Rewrite the data below as a Markdown table with the columns Row and Line. Number each line in order and leave out blank lines.
>>>>
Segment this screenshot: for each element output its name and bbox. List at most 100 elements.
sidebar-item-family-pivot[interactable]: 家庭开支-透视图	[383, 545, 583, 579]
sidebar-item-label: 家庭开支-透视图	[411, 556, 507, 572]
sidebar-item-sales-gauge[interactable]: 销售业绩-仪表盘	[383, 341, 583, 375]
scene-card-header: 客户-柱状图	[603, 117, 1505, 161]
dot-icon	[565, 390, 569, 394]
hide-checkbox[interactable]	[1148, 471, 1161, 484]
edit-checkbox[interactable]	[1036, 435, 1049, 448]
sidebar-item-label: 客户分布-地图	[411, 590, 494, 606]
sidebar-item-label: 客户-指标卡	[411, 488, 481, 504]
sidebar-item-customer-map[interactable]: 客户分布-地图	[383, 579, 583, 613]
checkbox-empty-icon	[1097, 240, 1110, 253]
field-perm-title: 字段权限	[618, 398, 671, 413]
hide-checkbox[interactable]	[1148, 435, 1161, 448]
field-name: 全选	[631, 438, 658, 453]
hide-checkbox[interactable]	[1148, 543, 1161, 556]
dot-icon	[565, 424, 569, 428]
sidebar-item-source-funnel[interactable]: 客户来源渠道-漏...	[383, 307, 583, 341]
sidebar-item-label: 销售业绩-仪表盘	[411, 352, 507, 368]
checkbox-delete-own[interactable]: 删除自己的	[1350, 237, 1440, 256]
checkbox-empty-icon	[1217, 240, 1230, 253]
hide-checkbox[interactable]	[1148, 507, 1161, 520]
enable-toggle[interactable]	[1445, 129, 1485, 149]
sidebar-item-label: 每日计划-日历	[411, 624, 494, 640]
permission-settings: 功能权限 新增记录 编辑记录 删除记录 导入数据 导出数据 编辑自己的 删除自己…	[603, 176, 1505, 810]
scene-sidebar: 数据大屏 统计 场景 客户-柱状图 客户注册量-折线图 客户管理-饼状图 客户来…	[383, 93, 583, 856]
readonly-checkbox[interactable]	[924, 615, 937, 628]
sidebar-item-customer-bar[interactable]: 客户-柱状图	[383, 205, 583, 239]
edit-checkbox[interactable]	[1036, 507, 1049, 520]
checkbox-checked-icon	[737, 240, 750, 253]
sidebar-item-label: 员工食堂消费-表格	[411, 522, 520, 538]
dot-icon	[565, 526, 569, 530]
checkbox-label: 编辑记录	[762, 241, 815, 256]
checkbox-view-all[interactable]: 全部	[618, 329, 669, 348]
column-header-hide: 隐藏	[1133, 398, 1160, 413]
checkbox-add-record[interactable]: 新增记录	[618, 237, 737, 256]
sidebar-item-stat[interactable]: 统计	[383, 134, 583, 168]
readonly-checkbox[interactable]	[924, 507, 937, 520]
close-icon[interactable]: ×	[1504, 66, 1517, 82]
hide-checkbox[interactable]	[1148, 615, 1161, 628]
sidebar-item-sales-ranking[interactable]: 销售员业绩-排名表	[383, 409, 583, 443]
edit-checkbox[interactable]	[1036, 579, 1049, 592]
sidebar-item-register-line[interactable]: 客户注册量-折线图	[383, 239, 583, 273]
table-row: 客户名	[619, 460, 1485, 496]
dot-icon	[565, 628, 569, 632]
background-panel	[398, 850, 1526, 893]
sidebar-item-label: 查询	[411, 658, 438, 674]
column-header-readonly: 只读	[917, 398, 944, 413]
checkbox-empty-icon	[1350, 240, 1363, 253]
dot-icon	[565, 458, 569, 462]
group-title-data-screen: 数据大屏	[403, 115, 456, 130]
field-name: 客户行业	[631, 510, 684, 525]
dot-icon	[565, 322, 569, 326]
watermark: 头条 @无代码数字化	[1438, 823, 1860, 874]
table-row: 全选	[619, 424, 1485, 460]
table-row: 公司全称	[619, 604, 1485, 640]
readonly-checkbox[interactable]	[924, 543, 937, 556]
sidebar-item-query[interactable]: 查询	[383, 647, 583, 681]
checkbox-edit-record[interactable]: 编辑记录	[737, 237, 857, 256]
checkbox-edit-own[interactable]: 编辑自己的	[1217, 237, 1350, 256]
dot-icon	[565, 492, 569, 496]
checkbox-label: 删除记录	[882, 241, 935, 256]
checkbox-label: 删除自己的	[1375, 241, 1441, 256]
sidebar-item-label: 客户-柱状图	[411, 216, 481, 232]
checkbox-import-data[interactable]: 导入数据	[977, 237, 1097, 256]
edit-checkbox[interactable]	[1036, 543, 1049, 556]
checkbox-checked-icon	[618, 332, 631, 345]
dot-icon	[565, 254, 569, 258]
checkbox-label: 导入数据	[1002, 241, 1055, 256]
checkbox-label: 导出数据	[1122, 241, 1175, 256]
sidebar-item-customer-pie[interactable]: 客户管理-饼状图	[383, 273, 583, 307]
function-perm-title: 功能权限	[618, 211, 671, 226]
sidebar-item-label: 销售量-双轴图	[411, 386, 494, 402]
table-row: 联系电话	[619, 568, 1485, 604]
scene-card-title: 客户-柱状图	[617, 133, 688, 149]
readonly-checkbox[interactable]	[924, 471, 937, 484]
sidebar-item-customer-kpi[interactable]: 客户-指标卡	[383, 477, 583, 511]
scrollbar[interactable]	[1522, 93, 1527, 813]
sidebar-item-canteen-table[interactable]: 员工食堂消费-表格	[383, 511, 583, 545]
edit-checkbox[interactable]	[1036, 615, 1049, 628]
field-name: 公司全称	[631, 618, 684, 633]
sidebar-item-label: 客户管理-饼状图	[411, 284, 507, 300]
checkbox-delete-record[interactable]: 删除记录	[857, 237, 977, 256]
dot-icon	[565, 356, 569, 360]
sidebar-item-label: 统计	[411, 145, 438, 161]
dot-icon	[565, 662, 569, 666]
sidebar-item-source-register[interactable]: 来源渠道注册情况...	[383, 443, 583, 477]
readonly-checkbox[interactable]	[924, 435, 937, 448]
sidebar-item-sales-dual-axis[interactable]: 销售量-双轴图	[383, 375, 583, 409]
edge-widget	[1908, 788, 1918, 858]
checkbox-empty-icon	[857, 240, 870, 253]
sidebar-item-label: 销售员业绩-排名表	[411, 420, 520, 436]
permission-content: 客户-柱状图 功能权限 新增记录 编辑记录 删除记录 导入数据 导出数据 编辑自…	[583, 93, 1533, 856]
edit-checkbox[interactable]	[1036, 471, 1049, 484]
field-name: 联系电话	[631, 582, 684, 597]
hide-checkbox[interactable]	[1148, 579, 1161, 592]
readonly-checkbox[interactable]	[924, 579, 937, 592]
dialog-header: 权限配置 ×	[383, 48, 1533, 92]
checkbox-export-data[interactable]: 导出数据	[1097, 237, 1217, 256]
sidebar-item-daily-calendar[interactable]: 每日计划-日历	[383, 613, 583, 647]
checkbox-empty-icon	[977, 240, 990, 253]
<<<<
**Task answer:**
| Row | Line |
|---|---|
| 1 | Segment this screenshot: for each element output its name and bbox. List at most 100 elements. |
| 2 | sidebar-item-family-pivot[interactable]: 家庭开支-透视图	[383, 545, 583, 579] |
| 3 | sidebar-item-label: 家庭开支-透视图	[411, 556, 507, 572] |
| 4 | sidebar-item-sales-gauge[interactable]: 销售业绩-仪表盘	[383, 341, 583, 375] |
| 5 | scene-card-header: 客户-柱状图	[603, 117, 1505, 161] |
| 6 | dot-icon	[565, 390, 569, 394] |
| 7 | hide-checkbox[interactable]	[1148, 471, 1161, 484] |
| 8 | edit-checkbox[interactable]	[1036, 435, 1049, 448] |
| 9 | sidebar-item-label: 客户分布-地图	[411, 590, 494, 606] |
| 10 | sidebar-item-label: 客户-指标卡	[411, 488, 481, 504] |
| 11 | sidebar-item-customer-map[interactable]: 客户分布-地图	[383, 579, 583, 613] |
| 12 | checkbox-empty-icon	[1097, 240, 1110, 253] |
| 13 | field-perm-title: 字段权限	[618, 398, 671, 413] |
| 14 | hide-checkbox[interactable]	[1148, 435, 1161, 448] |
| 15 | field-name: 全选	[631, 438, 658, 453] |
| 16 | hide-checkbox[interactable]	[1148, 543, 1161, 556] |
| 17 | dot-icon	[565, 424, 569, 428] |
| 18 | sidebar-item-source-funnel[interactable]: 客户来源渠道-漏...	[383, 307, 583, 341] |
| 19 | sidebar-item-label: 销售业绩-仪表盘	[411, 352, 507, 368] |
| 20 | checkbox-delete-own[interactable]: 删除自己的	[1350, 237, 1440, 256] |
| 21 | checkbox-empty-icon	[1217, 240, 1230, 253] |
| 22 | hide-checkbox[interactable]	[1148, 507, 1161, 520] |
| 23 | enable-toggle[interactable]	[1445, 129, 1485, 149] |
| 24 | sidebar-item-label: 每日计划-日历	[411, 624, 494, 640] |
| 25 | permission-settings: 功能权限 新增记录 编辑记录 删除记录 导入数据 导出数据 编辑自己的 删除自己…	[603, 176, 1505, 810] |
| 26 | scene-sidebar: 数据大屏 统计 场景 客户-柱状图 客户注册量-折线图 客户管理-饼状图 客户来…	[383, 93, 583, 856] |
| 27 | readonly-checkbox[interactable]	[924, 615, 937, 628] |
| 28 | sidebar-item-customer-bar[interactable]: 客户-柱状图	[383, 205, 583, 239] |
| 29 | edit-checkbox[interactable]	[1036, 507, 1049, 520] |
| 30 | checkbox-checked-icon	[737, 240, 750, 253] |
| 31 | sidebar-item-label: 员工食堂消费-表格	[411, 522, 520, 538] |
| 32 | dot-icon	[565, 526, 569, 530] |
| 33 | checkbox-label: 编辑记录	[762, 241, 815, 256] |
| 34 | checkbox-view-all[interactable]: 全部	[618, 329, 669, 348] |
| 35 | column-header-hide: 隐藏	[1133, 398, 1160, 413] |
| 36 | checkbox-add-record[interactable]: 新增记录	[618, 237, 737, 256] |
| 37 | sidebar-item-stat[interactable]: 统计	[383, 134, 583, 168] |
| 38 | readonly-checkbox[interactable]	[924, 507, 937, 520] |
| 39 | close-icon[interactable]: ×	[1504, 66, 1517, 82] |
| 40 | hide-checkbox[interactable]	[1148, 615, 1161, 628] |
| 41 | sidebar-item-sales-ranking[interactable]: 销售员业绩-排名表	[383, 409, 583, 443] |
| 42 | edit-checkbox[interactable]	[1036, 579, 1049, 592] |
| 43 | sidebar-item-register-line[interactable]: 客户注册量-折线图	[383, 239, 583, 273] |
| 44 | table-row: 客户名	[619, 460, 1485, 496] |
| 45 | dot-icon	[565, 628, 569, 632] |
| 46 | background-panel	[398, 850, 1526, 893] |
| 47 | sidebar-item-label: 查询	[411, 658, 438, 674] |
| 48 | column-header-readonly: 只读	[917, 398, 944, 413] |
| 49 | checkbox-empty-icon	[1350, 240, 1363, 253] |
| 50 | dot-icon	[565, 458, 569, 462] |
| 51 | group-title-data-screen: 数据大屏	[403, 115, 456, 130] |
| 52 | field-name: 客户行业	[631, 510, 684, 525] |
| 53 | dot-icon	[565, 322, 569, 326] |
| 54 | watermark: 头条 @无代码数字化	[1438, 823, 1860, 874] |
| 55 | table-row: 全选	[619, 424, 1485, 460] |
| 56 | table-row: 公司全称	[619, 604, 1485, 640] |
| 57 | readonly-checkbox[interactable]	[924, 543, 937, 556] |
| 58 | sidebar-item-query[interactable]: 查询	[383, 647, 583, 681] |
| 59 | checkbox-edit-record[interactable]: 编辑记录	[737, 237, 857, 256] |
| 60 | checkbox-edit-own[interactable]: 编辑自己的	[1217, 237, 1350, 256] |
| 61 | dot-icon	[565, 492, 569, 496] |
| 62 | checkbox-label: 删除记录	[882, 241, 935, 256] |
| 63 | checkbox-label: 删除自己的	[1375, 241, 1441, 256] |
| 64 | sidebar-item-label: 客户-柱状图	[411, 216, 481, 232] |
| 65 | checkbox-import-data[interactable]: 导入数据	[977, 237, 1097, 256] |
| 66 | edit-checkbox[interactable]	[1036, 543, 1049, 556] |
| 67 | checkbox-checked-icon	[618, 332, 631, 345] |
| 68 | dot-icon	[565, 254, 569, 258] |
| 69 | checkbox-label: 导入数据	[1002, 241, 1055, 256] |
| 70 | checkbox-label: 导出数据	[1122, 241, 1175, 256] |
| 71 | sidebar-item-customer-pie[interactable]: 客户管理-饼状图	[383, 273, 583, 307] |
| 72 | function-perm-title: 功能权限	[618, 211, 671, 226] |
| 73 | sidebar-item-label: 销售量-双轴图	[411, 386, 494, 402] |
| 74 | table-row: 联系电话	[619, 568, 1485, 604] |
| 75 | scene-card-title: 客户-柱状图	[617, 133, 688, 149] |
| 76 | readonly-checkbox[interactable]	[924, 471, 937, 484] |
| 77 | sidebar-item-customer-kpi[interactable]: 客户-指标卡	[383, 477, 583, 511] |
| 78 | scrollbar[interactable]	[1522, 93, 1527, 813] |
| 79 | sidebar-item-canteen-table[interactable]: 员工食堂消费-表格	[383, 511, 583, 545] |
| 80 | edit-checkbox[interactable]	[1036, 615, 1049, 628] |
| 81 | field-name: 公司全称	[631, 618, 684, 633] |
| 82 | sidebar-item-label: 客户管理-饼状图	[411, 284, 507, 300] |
| 83 | checkbox-delete-record[interactable]: 删除记录	[857, 237, 977, 256] |
| 84 | dot-icon	[565, 356, 569, 360] |
| 85 | sidebar-item-label: 统计	[411, 145, 438, 161] |
| 86 | dot-icon	[565, 662, 569, 666] |
| 87 | sidebar-item-source-register[interactable]: 来源渠道注册情况...	[383, 443, 583, 477] |
| 88 | readonly-checkbox[interactable]	[924, 435, 937, 448] |
| 89 | sidebar-item-sales-dual-axis[interactable]: 销售量-双轴图	[383, 375, 583, 409] |
| 90 | edge-widget	[1908, 788, 1918, 858] |
| 91 | checkbox-empty-icon	[857, 240, 870, 253] |
| 92 | sidebar-item-label: 销售员业绩-排名表	[411, 420, 520, 436] |
| 93 | permission-content: 客户-柱状图 功能权限 新增记录 编辑记录 删除记录 导入数据 导出数据 编辑自…	[583, 93, 1533, 856] |
| 94 | edit-checkbox[interactable]	[1036, 471, 1049, 484] |
| 95 | field-name: 联系电话	[631, 582, 684, 597] |
| 96 | hide-checkbox[interactable]	[1148, 579, 1161, 592] |
| 97 | readonly-checkbox[interactable]	[924, 579, 937, 592] |
| 98 | dialog-header: 权限配置 ×	[383, 48, 1533, 92] |
| 99 | checkbox-export-data[interactable]: 导出数据	[1097, 237, 1217, 256] |
| 100 | sidebar-item-daily-calendar[interactable]: 每日计划-日历	[383, 613, 583, 647] |
| 101 | checkbox-empty-icon	[977, 240, 990, 253] |